### Excerpted data ###
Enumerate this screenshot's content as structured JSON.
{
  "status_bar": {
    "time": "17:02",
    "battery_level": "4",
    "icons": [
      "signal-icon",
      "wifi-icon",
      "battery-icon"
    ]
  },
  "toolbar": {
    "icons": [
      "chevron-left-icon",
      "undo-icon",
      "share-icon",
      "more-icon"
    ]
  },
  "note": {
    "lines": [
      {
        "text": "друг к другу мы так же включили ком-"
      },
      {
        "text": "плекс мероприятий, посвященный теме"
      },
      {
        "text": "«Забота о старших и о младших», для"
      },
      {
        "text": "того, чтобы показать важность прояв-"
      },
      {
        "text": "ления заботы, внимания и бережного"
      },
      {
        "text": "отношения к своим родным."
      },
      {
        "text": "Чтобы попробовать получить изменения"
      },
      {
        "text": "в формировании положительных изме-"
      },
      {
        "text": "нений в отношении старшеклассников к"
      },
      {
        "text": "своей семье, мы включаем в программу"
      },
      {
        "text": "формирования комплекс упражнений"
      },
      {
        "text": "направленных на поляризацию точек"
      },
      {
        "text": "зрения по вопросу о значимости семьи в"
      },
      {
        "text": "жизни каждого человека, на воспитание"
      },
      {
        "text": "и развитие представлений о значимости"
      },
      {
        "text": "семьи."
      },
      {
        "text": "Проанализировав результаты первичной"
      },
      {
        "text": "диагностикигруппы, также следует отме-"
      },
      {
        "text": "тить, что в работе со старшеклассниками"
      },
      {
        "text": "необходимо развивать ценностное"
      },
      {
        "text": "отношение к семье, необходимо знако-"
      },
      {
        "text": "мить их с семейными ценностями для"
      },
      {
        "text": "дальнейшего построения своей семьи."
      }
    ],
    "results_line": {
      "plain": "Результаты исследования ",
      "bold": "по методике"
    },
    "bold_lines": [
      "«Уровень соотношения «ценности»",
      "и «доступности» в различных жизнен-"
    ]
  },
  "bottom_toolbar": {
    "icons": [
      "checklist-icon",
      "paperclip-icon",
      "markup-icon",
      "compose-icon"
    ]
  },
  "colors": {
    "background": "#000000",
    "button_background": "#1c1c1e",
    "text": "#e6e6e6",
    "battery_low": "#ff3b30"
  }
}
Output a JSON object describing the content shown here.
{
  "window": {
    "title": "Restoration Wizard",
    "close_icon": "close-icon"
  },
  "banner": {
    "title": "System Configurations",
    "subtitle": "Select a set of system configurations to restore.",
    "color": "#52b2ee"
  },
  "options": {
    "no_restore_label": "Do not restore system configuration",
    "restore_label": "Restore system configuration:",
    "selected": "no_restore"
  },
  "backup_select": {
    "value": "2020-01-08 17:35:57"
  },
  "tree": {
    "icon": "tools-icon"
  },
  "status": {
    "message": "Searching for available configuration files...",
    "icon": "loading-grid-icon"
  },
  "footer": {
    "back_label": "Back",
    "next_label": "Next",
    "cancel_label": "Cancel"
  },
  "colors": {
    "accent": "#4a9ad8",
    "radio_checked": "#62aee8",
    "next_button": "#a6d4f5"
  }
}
###
> Stated goal
Of the lines in the listing, how many hold the word "JSON"? Nothing but the number is needed.

> Response to the exercise
2